■ **What the task asks**
Leave out the pictures and copy the remaining records exactly.
== Material to process ==
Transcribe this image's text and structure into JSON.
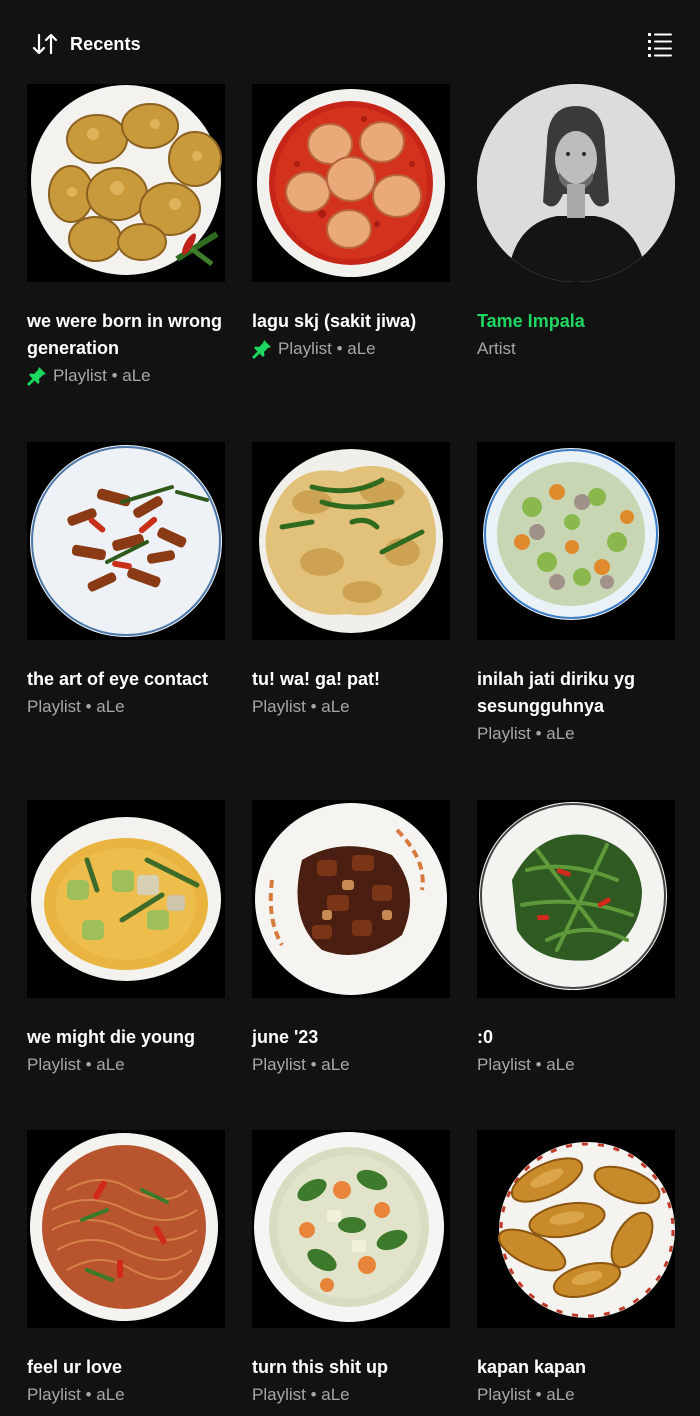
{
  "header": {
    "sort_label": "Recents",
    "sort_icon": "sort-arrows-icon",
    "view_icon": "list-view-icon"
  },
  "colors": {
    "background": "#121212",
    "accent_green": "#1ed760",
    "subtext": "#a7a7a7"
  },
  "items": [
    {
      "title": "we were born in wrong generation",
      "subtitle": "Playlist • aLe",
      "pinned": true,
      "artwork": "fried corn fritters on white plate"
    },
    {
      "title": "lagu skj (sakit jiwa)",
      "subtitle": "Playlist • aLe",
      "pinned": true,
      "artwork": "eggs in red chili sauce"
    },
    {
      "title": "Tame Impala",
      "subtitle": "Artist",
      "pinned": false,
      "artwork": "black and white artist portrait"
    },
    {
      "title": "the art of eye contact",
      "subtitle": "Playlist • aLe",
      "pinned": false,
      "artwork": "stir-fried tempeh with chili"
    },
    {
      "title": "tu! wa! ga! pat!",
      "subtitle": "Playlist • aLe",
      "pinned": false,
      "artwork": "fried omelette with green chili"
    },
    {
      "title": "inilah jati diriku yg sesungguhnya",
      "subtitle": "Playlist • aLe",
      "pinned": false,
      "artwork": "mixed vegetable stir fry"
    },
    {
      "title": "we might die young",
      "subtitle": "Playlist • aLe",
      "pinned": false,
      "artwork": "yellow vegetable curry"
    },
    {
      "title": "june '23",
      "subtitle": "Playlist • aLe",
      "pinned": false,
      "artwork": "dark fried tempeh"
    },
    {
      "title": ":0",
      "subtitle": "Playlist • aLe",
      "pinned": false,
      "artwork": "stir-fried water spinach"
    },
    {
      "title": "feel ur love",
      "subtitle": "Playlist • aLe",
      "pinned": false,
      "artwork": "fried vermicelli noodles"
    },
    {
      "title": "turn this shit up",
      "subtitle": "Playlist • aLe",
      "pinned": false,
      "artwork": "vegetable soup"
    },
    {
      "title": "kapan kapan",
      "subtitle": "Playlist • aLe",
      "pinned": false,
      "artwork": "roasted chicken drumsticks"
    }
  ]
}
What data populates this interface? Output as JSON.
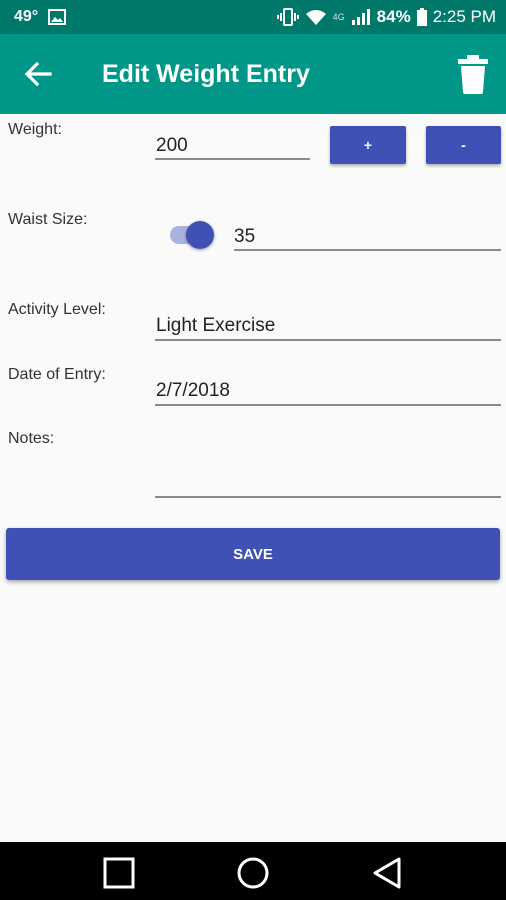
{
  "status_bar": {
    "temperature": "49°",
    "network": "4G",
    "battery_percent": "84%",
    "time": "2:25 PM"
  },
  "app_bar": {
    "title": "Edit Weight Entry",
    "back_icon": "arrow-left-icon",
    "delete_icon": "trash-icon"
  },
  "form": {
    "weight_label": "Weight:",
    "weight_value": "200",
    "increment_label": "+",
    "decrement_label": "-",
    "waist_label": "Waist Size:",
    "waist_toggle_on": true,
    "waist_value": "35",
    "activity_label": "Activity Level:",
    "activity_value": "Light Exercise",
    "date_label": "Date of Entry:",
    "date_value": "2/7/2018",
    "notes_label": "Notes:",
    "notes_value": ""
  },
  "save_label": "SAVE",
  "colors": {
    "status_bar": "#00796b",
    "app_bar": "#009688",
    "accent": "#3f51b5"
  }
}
===
■ **Reply**
Transcribe this image's text and structure into JSON.
{
  "header": {
    "sort_label": "Recents",
    "sort_icon": "sort-arrows-icon",
    "view_icon": "list-view-icon"
  },
  "colors": {
    "background": "#121212",
    "accent_green": "#1ed760",
    "subtext": "#a7a7a7"
  },
  "items": [
    {
      "title": "we were born in wrong generation",
      "subtitle": "Playlist • aLe",
      "pinned": true,
      "artwork": "fried corn fritters on white plate"
    },
    {
      "title": "lagu skj (sakit jiwa)",
      "subtitle": "Playlist • aLe",
      "pinned": true,
      "artwork": "eggs in red chili sauce"
    },
    {
      "title": "Tame Impala",
      "subtitle": "Artist",
      "pinned": false,
      "artwork": "black and white artist portrait"
    },
    {
      "title": "the art of eye contact",
      "subtitle": "Playlist • aLe",
      "pinned": false,
      "artwork": "stir-fried tempeh with chili"
    },
    {
      "title": "tu! wa! ga! pat!",
      "subtitle": "Playlist • aLe",
      "pinned": false,
      "artwork": "fried omelette with green chili"
    },
    {
      "title": "inilah jati diriku yg sesungguhnya",
      "subtitle": "Playlist • aLe",
      "pinned": false,
      "artwork": "mixed vegetable stir fry"
    },
    {
      "title": "we might die young",
      "subtitle": "Playlist • aLe",
      "pinned": false,
      "artwork": "yellow vegetable curry"
    },
    {
      "title": "june '23",
      "subtitle": "Playlist • aLe",
      "pinned": false,
      "artwork": "dark fried tempeh"
    },
    {
      "title": ":0",
      "subtitle": "Playlist • aLe",
      "pinned": false,
      "artwork": "stir-fried water spinach"
    },
    {
      "title": "feel ur love",
      "subtitle": "Playlist • aLe",
      "pinned": false,
      "artwork": "fried vermicelli noodles"
    },
    {
      "title": "turn this shit up",
      "subtitle": "Playlist • aLe",
      "pinned": false,
      "artwork": "vegetable soup"
    },
    {
      "title": "kapan kapan",
      "subtitle": "Playlist • aLe",
      "pinned": false,
      "artwork": "roasted chicken drumsticks"
    }
  ]
}
What data populates this interface? Output as JSON.
{
  "status_bar": {
    "temperature": "49°",
    "network": "4G",
    "battery_percent": "84%",
    "time": "2:25 PM"
  },
  "app_bar": {
    "title": "Edit Weight Entry",
    "back_icon": "arrow-left-icon",
    "delete_icon": "trash-icon"
  },
  "form": {
    "weight_label": "Weight:",
    "weight_value": "200",
    "increment_label": "+",
    "decrement_label": "-",
    "waist_label": "Waist Size:",
    "waist_toggle_on": true,
    "waist_value": "35",
    "activity_label": "Activity Level:",
    "activity_value": "Light Exercise",
    "date_label": "Date of Entry:",
    "date_value": "2/7/2018",
    "notes_label": "Notes:",
    "notes_value": ""
  },
  "save_label": "SAVE",
  "colors": {
    "status_bar": "#00796b",
    "app_bar": "#009688",
    "accent": "#3f51b5"
  }
}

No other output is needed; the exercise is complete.